## [Aim of the exercise]
Read through the data and count the lines that contain the string "true"; give only the result.

* Begin Exercise input *

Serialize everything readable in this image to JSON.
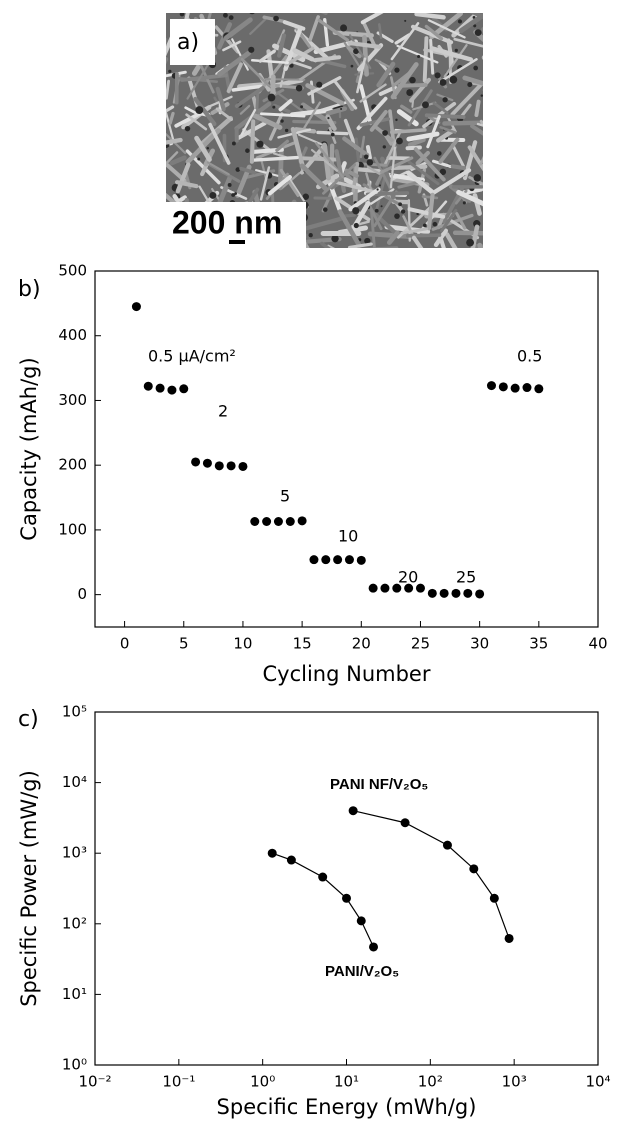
{
  "panel_a": {
    "label": "a)",
    "scale_bar": "200 nm"
  },
  "chart_data": [
    {
      "type": "scatter",
      "panel_label": "b)",
      "x_label": "Cycling Number",
      "y_label": "Capacity (mAh/g)",
      "x": [
        1,
        2,
        3,
        4,
        5,
        6,
        7,
        8,
        9,
        10,
        11,
        12,
        13,
        14,
        15,
        16,
        17,
        18,
        19,
        20,
        21,
        22,
        23,
        24,
        25,
        26,
        27,
        28,
        29,
        30,
        31,
        32,
        33,
        34,
        35
      ],
      "values": [
        445,
        322,
        319,
        316,
        318,
        205,
        203,
        199,
        199,
        198,
        113,
        113,
        113,
        113,
        114,
        54,
        54,
        54,
        54,
        53,
        10,
        10,
        10,
        10,
        10,
        2,
        2,
        2,
        2,
        1,
        323,
        321,
        319,
        320,
        318
      ],
      "color": "#000000",
      "xlim": [
        -2.5,
        40
      ],
      "ylim": [
        -50,
        500
      ],
      "xticks": [
        0,
        5,
        10,
        15,
        20,
        25,
        30,
        35,
        40
      ],
      "yticks": [
        0,
        100,
        200,
        300,
        400,
        500
      ],
      "annotations": [
        "0.5 μA/cm²",
        "2",
        "5",
        "10",
        "20",
        "25",
        "0.5"
      ]
    },
    {
      "type": "line",
      "panel_label": "c)",
      "x_label": "Specific Energy (mWh/g)",
      "y_label": "Specific Power (mW/g)",
      "log_x": true,
      "log_y": true,
      "xlim": [
        0.01,
        10000
      ],
      "ylim": [
        1,
        100000
      ],
      "xticks": [
        {
          "value": 0.01,
          "label": "10⁻²"
        },
        {
          "value": 0.1,
          "label": "10⁻¹"
        },
        {
          "value": 1,
          "label": "10⁰"
        },
        {
          "value": 10,
          "label": "10¹"
        },
        {
          "value": 100,
          "label": "10²"
        },
        {
          "value": 1000,
          "label": "10³"
        },
        {
          "value": 10000,
          "label": "10⁴"
        }
      ],
      "yticks": [
        {
          "value": 1,
          "label": "10⁰"
        },
        {
          "value": 10,
          "label": "10¹"
        },
        {
          "value": 100,
          "label": "10²"
        },
        {
          "value": 1000,
          "label": "10³"
        },
        {
          "value": 10000,
          "label": "10⁴"
        },
        {
          "value": 100000,
          "label": "10⁵"
        }
      ],
      "series": [
        {
          "name": "PANI/V₂O₅",
          "color": "#000000",
          "x": [
            1.3,
            2.2,
            5.2,
            10,
            15,
            21
          ],
          "values": [
            1000,
            800,
            460,
            230,
            110,
            47
          ]
        },
        {
          "name": "PANI NF/V₂O₅",
          "color": "#000000",
          "x": [
            12,
            50,
            160,
            330,
            580,
            870
          ],
          "values": [
            4000,
            2700,
            1300,
            600,
            230,
            62
          ]
        }
      ]
    }
  ]
}
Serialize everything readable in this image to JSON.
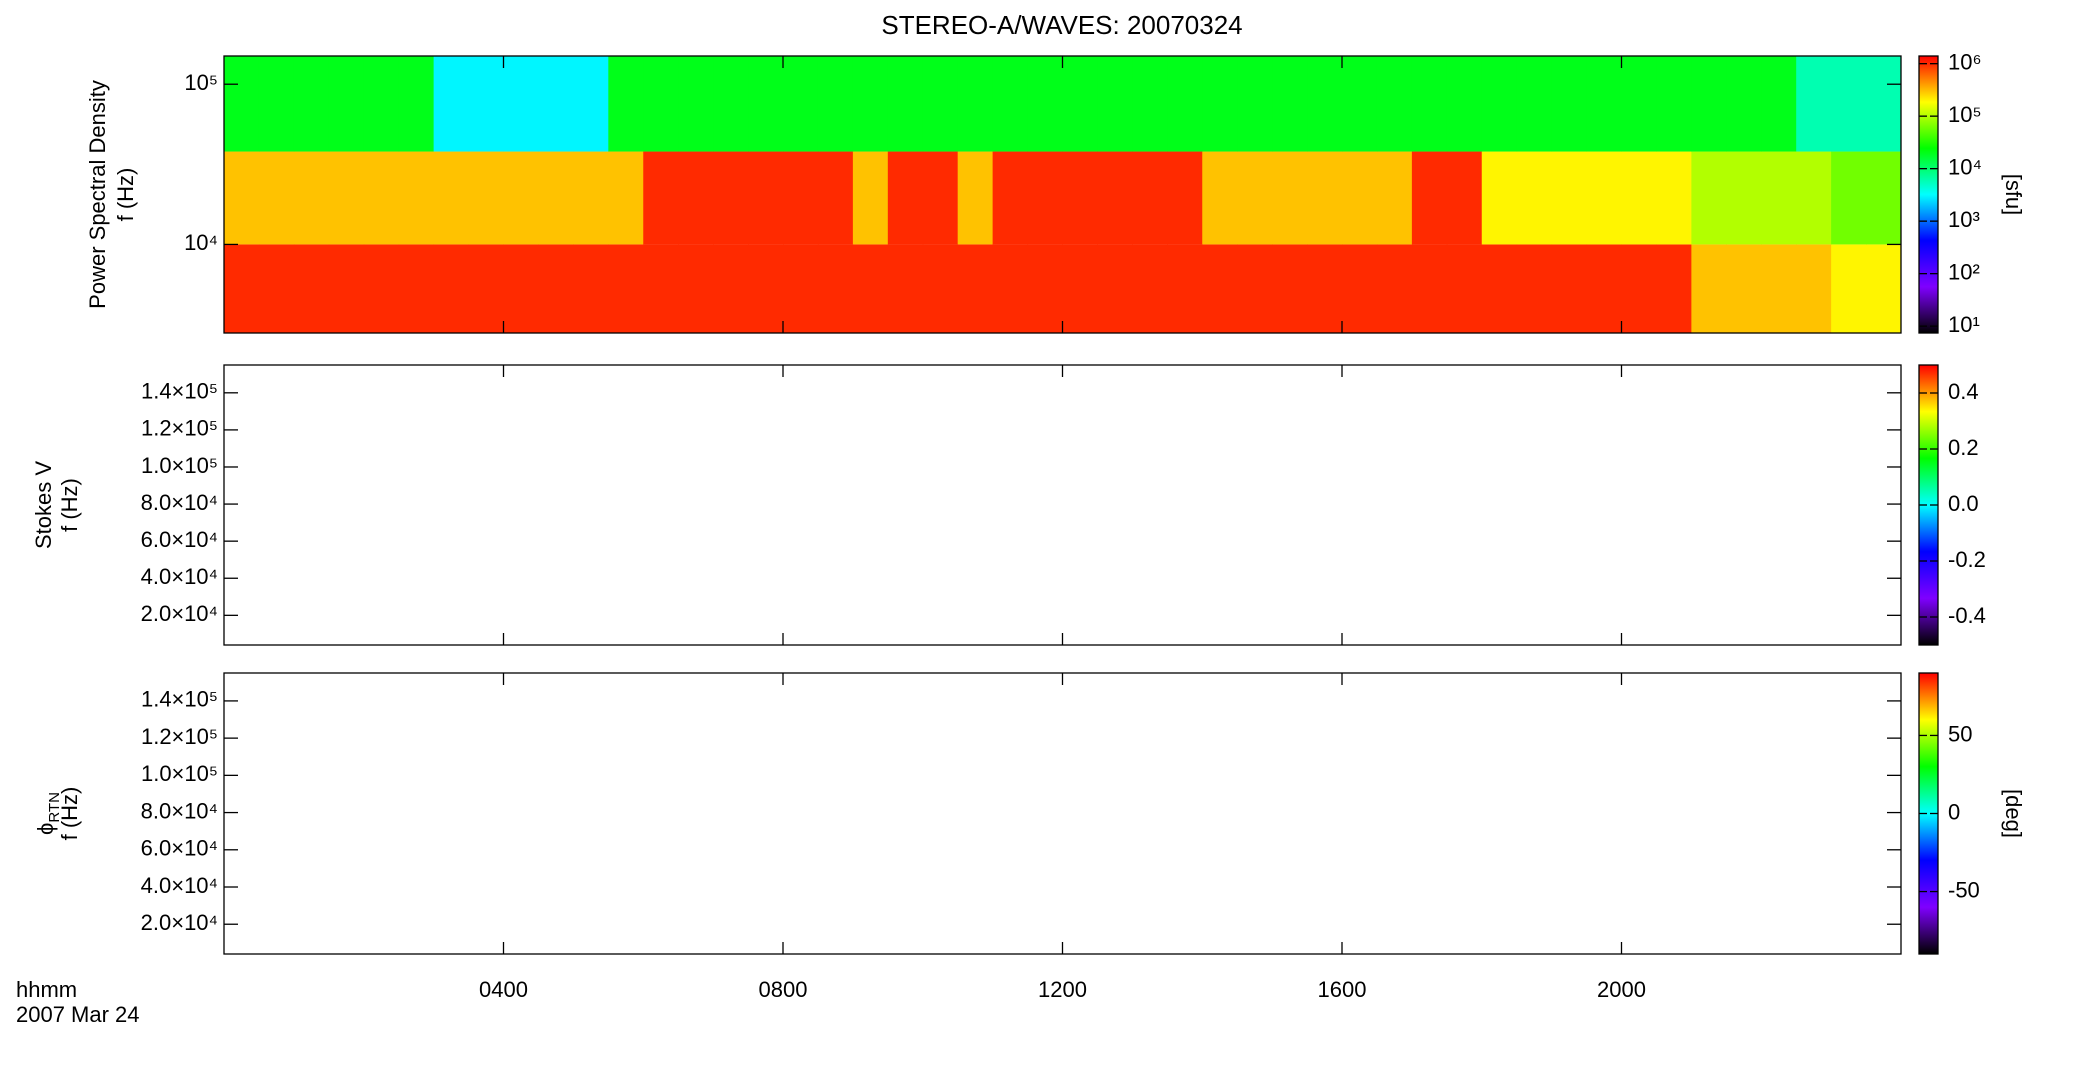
{
  "figure": {
    "title": "STEREO-A/WAVES: 20070324",
    "time_label": "hhmm",
    "date_label": "2007 Mar 24"
  },
  "chart_data": [
    {
      "type": "heatmap",
      "y_label": [
        "Power Spectral Density",
        "f (Hz)"
      ],
      "xlim": [
        0,
        24
      ],
      "xticks": [
        {
          "value": 4,
          "label": "0400"
        },
        {
          "value": 8,
          "label": "0800"
        },
        {
          "value": 12,
          "label": "1200"
        },
        {
          "value": 16,
          "label": "1600"
        },
        {
          "value": 20,
          "label": "2000"
        }
      ],
      "xtick_labels": false,
      "ylim": [
        2800,
        150000
      ],
      "ylog": true,
      "yticks": [
        {
          "value": 10000,
          "label": "10⁴"
        },
        {
          "value": 100000,
          "label": "10⁵"
        }
      ],
      "xbins": [
        0,
        0.5,
        1,
        1.5,
        2,
        2.5,
        3,
        3.5,
        4,
        4.5,
        5,
        5.5,
        6,
        6.5,
        7,
        7.5,
        8,
        8.5,
        9,
        9.5,
        10,
        10.5,
        11,
        11.5,
        12,
        12.5,
        13,
        13.5,
        14,
        14.5,
        15,
        15.5,
        16,
        16.5,
        17,
        17.5,
        18,
        18.5,
        19,
        19.5,
        20,
        20.5,
        21,
        21.5,
        22,
        22.5,
        23,
        23.5,
        24
      ],
      "ybins": [
        2800,
        10000,
        38000,
        150000
      ],
      "z": [
        [
          1000000,
          1000000,
          1000000,
          1000000,
          1000000,
          1000000,
          1000000,
          1000000,
          1000000,
          1000000,
          1000000,
          1000000,
          1000000,
          1000000,
          1000000,
          1000000,
          1000000,
          1000000,
          1000000,
          1000000,
          1000000,
          1000000,
          1000000,
          1000000,
          1000000,
          1000000,
          1000000,
          1000000,
          1000000,
          1000000,
          1000000,
          1000000,
          1000000,
          1000000,
          1000000,
          1000000,
          1000000,
          1000000,
          1000000,
          1000000,
          1000000,
          1000000,
          300000,
          300000,
          300000,
          300000,
          200000,
          200000
        ],
        [
          300000,
          300000,
          300000,
          300000,
          300000,
          300000,
          300000,
          300000,
          300000,
          300000,
          300000,
          300000,
          1000000,
          1000000,
          1000000,
          1000000,
          1000000,
          1000000,
          300000,
          1000000,
          1000000,
          300000,
          1000000,
          1000000,
          1000000,
          1000000,
          1000000,
          1000000,
          300000,
          300000,
          300000,
          300000,
          300000,
          300000,
          1000000,
          1000000,
          200000,
          200000,
          200000,
          200000,
          200000,
          200000,
          100000,
          100000,
          100000,
          100000,
          60000,
          60000
        ],
        [
          20000,
          20000,
          20000,
          20000,
          20000,
          20000,
          3000,
          3000,
          3000,
          3000,
          3000,
          20000,
          20000,
          20000,
          20000,
          20000,
          20000,
          20000,
          20000,
          20000,
          20000,
          20000,
          20000,
          20000,
          20000,
          20000,
          20000,
          20000,
          20000,
          20000,
          20000,
          20000,
          20000,
          20000,
          20000,
          20000,
          20000,
          20000,
          20000,
          20000,
          20000,
          20000,
          20000,
          20000,
          20000,
          6000,
          6000,
          6000
        ]
      ],
      "clim": [
        7.4,
        1400000
      ],
      "clog": true,
      "colorscale": [
        "#000000",
        "#7f00ff",
        "#0000ff",
        "#00ffff",
        "#00ff00",
        "#ffff00",
        "#ff0000"
      ],
      "cticks": [
        {
          "value": 10,
          "label": "10¹"
        },
        {
          "value": 100,
          "label": "10²"
        },
        {
          "value": 1000,
          "label": "10³"
        },
        {
          "value": 10000,
          "label": "10⁴"
        },
        {
          "value": 100000,
          "label": "10⁵"
        },
        {
          "value": 1000000,
          "label": "10⁶"
        }
      ],
      "c_label": "[sfu]"
    },
    {
      "type": "heatmap",
      "y_label": [
        "Stokes V",
        "f (Hz)"
      ],
      "xlim": [
        0,
        24
      ],
      "xticks": [
        {
          "value": 4,
          "label": "0400"
        },
        {
          "value": 8,
          "label": "0800"
        },
        {
          "value": 12,
          "label": "1200"
        },
        {
          "value": 16,
          "label": "1600"
        },
        {
          "value": 20,
          "label": "2000"
        }
      ],
      "xtick_labels": false,
      "ylim": [
        4000,
        155000
      ],
      "ylog": false,
      "yticks": [
        {
          "value": 20000,
          "label": "2.0×10⁴"
        },
        {
          "value": 40000,
          "label": "4.0×10⁴"
        },
        {
          "value": 60000,
          "label": "6.0×10⁴"
        },
        {
          "value": 80000,
          "label": "8.0×10⁴"
        },
        {
          "value": 100000,
          "label": "1.0×10⁵"
        },
        {
          "value": 120000,
          "label": "1.2×10⁵"
        },
        {
          "value": 140000,
          "label": "1.4×10⁵"
        }
      ],
      "clim": [
        -0.5,
        0.5
      ],
      "clog": false,
      "colorscale": [
        "#000000",
        "#7f00ff",
        "#0000ff",
        "#00ffff",
        "#00ff00",
        "#ffff00",
        "#ff0000"
      ],
      "cticks": [
        -0.4,
        -0.2,
        {
          "value": 0,
          "label": "0.0"
        },
        0.2,
        0.4
      ]
    },
    {
      "type": "heatmap",
      "y_label": [
        "ϕ",
        "f (Hz)"
      ],
      "y_label_sub": "RTN",
      "xlim": [
        0,
        24
      ],
      "xticks": [
        {
          "value": 4,
          "label": "0400"
        },
        {
          "value": 8,
          "label": "0800"
        },
        {
          "value": 12,
          "label": "1200"
        },
        {
          "value": 16,
          "label": "1600"
        },
        {
          "value": 20,
          "label": "2000"
        }
      ],
      "xtick_labels": true,
      "ylim": [
        4000,
        155000
      ],
      "ylog": false,
      "yticks": [
        {
          "value": 20000,
          "label": "2.0×10⁴"
        },
        {
          "value": 40000,
          "label": "4.0×10⁴"
        },
        {
          "value": 60000,
          "label": "6.0×10⁴"
        },
        {
          "value": 80000,
          "label": "8.0×10⁴"
        },
        {
          "value": 100000,
          "label": "1.0×10⁵"
        },
        {
          "value": 120000,
          "label": "1.2×10⁵"
        },
        {
          "value": 140000,
          "label": "1.4×10⁵"
        }
      ],
      "clim": [
        -90,
        90
      ],
      "clog": false,
      "colorscale": [
        "#000000",
        "#7f00ff",
        "#0000ff",
        "#00ffff",
        "#00ff00",
        "#ffff00",
        "#ff0000"
      ],
      "cticks": [
        -50,
        0,
        50
      ],
      "c_label": "[deg]"
    }
  ]
}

* End Exercise input *

## [Written answer]
5